(Recorded data)
####

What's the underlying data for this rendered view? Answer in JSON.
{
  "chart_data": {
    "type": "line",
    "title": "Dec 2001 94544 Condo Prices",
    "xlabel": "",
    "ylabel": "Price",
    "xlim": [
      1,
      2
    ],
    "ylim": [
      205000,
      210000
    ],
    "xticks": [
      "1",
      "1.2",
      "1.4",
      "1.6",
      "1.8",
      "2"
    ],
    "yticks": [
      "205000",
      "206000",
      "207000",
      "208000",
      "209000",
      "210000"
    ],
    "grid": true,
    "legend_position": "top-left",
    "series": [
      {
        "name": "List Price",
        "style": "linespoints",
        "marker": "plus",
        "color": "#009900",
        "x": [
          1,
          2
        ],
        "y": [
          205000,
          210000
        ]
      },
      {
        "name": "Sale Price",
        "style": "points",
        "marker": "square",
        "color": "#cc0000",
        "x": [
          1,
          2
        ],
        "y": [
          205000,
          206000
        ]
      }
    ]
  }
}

####

Repeat the material word for word, in full.

What's the underlying data for this rendered view? Answer in JSON.
{
  "chart_data": {
    "type": "line",
    "title": "Dec 2001 94544 Condo Prices",
    "xlabel": "",
    "ylabel": "Price",
    "xlim": [
      1,
      2
    ],
    "ylim": [
      205000,
      210000
    ],
    "xticks": [
      "1",
      "1.2",
      "1.4",
      "1.6",
      "1.8",
      "2"
    ],
    "yticks": [
      "205000",
      "206000",
      "207000",
      "208000",
      "209000",
      "210000"
    ],
    "grid": true,
    "legend_position": "top-left",
    "series": [
      {
        "name": "List Price",
        "style": "linespoints",
        "marker": "plus",
        "color": "#009900",
        "x": [
          1,
          2
        ],
        "y": [
          205000,
          210000
        ]
      },
      {
        "name": "Sale Price",
        "style": "points",
        "marker": "square",
        "color": "#cc0000",
        "x": [
          1,
          2
        ],
        "y": [
          205000,
          206000
        ]
      }
    ]
  }
}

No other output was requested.